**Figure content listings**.
········

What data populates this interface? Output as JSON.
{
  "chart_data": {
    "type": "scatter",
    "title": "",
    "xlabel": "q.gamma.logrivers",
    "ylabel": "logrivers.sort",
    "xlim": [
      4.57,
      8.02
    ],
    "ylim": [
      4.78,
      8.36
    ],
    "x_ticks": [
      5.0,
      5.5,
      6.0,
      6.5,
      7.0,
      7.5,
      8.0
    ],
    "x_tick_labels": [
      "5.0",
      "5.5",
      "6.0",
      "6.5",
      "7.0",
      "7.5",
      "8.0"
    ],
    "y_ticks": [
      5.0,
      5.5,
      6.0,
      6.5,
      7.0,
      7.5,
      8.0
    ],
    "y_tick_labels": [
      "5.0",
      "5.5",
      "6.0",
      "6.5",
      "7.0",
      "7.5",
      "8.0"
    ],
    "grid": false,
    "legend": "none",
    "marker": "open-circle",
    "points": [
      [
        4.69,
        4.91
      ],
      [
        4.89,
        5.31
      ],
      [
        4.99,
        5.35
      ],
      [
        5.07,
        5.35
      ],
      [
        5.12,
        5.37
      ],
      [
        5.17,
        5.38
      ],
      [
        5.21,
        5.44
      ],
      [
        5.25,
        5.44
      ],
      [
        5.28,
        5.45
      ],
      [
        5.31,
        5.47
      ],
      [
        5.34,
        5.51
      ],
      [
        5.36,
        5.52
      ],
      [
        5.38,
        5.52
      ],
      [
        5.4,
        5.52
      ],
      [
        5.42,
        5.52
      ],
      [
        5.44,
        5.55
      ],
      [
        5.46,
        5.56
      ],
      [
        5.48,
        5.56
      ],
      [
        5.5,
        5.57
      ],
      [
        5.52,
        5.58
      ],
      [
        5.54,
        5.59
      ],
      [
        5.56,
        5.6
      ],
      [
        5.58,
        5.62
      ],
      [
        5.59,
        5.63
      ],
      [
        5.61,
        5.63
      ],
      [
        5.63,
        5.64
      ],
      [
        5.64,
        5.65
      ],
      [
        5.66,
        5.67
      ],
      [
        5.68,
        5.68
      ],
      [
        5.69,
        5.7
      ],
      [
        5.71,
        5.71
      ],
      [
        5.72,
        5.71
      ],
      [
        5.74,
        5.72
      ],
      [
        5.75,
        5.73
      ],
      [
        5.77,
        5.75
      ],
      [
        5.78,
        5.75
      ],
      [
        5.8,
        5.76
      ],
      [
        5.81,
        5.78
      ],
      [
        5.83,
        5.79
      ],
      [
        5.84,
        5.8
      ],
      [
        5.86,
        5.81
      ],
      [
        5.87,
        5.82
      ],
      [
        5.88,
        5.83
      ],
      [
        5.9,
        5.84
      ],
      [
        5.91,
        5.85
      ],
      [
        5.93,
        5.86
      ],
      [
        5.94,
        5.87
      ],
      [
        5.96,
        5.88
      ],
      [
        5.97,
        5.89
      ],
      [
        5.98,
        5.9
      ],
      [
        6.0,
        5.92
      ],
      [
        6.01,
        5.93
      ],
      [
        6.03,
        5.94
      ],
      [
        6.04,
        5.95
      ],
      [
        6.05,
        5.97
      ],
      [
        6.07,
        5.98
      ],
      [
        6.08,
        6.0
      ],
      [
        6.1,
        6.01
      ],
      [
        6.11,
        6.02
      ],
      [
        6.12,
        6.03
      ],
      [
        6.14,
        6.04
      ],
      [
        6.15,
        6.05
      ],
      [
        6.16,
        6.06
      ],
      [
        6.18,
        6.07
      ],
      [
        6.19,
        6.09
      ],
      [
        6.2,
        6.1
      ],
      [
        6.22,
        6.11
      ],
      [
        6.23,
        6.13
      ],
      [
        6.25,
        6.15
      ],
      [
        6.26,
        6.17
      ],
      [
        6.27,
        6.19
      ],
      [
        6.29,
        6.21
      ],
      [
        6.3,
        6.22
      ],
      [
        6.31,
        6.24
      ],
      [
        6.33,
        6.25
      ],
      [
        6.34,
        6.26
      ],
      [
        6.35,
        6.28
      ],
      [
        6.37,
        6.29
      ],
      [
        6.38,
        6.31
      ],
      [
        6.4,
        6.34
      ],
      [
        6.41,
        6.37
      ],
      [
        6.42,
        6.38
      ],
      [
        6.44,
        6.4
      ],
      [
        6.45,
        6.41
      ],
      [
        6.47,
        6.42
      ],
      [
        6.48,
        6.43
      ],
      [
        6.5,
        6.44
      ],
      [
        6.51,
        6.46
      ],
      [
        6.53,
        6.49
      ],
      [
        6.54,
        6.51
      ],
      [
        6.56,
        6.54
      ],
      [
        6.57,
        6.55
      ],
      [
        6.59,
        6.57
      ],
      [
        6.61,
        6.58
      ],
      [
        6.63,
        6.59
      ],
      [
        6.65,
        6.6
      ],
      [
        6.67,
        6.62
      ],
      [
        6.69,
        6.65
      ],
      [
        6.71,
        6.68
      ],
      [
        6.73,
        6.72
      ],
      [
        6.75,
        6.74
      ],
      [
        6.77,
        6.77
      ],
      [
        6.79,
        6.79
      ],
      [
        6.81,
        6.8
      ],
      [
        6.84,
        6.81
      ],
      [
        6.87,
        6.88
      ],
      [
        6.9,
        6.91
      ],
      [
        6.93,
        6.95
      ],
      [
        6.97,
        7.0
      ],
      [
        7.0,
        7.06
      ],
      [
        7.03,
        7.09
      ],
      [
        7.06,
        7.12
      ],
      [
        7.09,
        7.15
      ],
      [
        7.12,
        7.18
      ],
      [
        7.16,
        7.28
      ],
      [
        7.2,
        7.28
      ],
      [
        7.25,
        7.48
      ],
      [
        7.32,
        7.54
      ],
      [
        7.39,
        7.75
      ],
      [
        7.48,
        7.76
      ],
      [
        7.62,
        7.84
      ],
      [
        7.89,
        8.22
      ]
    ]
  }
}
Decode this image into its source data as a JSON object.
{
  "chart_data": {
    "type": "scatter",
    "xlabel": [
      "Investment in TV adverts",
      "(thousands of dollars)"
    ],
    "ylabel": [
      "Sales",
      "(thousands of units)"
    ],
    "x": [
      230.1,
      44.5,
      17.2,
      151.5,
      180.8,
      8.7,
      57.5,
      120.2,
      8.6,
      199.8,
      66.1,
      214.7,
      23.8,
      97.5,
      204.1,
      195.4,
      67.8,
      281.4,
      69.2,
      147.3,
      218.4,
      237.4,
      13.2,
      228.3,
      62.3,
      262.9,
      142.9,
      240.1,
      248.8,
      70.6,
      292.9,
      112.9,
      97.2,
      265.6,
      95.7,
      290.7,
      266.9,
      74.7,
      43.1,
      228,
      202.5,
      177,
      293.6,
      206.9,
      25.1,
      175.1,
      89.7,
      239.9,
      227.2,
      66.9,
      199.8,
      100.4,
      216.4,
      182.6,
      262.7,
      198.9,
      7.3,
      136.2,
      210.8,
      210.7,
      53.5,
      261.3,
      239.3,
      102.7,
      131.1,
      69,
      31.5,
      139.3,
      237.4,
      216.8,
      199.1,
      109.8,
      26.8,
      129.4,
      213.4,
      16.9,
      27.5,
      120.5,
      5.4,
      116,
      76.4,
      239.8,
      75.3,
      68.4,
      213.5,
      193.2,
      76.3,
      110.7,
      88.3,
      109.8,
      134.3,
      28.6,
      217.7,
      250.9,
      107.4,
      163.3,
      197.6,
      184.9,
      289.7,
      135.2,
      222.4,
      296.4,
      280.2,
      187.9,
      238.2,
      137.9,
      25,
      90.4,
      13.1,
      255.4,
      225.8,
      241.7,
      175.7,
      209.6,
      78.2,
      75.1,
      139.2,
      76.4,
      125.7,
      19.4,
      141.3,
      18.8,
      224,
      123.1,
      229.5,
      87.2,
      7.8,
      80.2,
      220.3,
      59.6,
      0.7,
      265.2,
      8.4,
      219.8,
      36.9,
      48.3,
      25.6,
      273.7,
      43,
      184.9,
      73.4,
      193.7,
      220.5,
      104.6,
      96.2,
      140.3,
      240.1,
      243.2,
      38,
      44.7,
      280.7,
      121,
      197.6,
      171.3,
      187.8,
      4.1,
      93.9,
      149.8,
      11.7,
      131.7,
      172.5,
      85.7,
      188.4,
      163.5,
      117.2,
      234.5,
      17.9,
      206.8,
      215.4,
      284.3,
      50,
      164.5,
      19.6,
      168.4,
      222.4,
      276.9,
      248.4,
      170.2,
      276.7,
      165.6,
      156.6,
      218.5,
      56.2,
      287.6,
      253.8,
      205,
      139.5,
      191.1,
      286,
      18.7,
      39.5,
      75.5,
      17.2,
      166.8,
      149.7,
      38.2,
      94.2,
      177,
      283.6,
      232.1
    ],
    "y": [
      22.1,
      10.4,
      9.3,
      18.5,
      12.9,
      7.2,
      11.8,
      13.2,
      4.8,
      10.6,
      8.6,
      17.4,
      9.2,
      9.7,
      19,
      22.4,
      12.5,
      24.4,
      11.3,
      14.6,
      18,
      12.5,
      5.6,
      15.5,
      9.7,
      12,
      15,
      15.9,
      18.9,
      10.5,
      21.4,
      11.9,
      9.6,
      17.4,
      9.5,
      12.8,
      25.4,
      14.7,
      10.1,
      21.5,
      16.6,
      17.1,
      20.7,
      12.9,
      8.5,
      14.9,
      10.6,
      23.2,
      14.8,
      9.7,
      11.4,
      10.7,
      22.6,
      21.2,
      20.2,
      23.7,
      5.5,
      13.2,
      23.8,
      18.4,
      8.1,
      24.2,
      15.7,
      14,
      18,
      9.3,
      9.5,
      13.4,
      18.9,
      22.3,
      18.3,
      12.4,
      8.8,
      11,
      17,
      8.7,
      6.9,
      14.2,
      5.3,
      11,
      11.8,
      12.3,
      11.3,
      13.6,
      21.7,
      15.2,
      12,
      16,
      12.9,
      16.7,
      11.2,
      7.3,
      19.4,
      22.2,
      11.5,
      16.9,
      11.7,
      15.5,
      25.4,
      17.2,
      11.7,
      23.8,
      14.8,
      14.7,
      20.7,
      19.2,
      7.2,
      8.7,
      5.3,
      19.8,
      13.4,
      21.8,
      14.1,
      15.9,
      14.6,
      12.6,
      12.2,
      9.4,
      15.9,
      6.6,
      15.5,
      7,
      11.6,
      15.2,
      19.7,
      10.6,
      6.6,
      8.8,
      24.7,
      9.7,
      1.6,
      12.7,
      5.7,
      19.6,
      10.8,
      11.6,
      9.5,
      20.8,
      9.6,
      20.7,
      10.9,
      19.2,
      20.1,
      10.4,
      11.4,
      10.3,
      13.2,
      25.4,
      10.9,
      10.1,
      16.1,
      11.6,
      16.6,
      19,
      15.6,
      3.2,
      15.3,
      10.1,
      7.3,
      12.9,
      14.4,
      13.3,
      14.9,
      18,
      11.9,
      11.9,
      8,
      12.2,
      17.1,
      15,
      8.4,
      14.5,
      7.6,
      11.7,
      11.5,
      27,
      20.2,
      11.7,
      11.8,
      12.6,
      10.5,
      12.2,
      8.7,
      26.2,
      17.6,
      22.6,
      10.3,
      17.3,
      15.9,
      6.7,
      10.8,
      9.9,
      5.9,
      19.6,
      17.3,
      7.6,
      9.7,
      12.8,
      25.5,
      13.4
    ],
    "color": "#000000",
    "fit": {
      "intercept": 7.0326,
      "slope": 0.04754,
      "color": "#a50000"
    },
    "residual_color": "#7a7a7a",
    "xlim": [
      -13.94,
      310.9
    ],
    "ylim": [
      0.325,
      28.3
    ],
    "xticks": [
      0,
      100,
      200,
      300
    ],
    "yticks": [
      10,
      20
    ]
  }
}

········

**WRITTEN EXERCISE**.
Return each line in the records that holds the string "thousands".

**TASK RESPONSE**.
      "(thousands of dollars)"
      "(thousands of units)"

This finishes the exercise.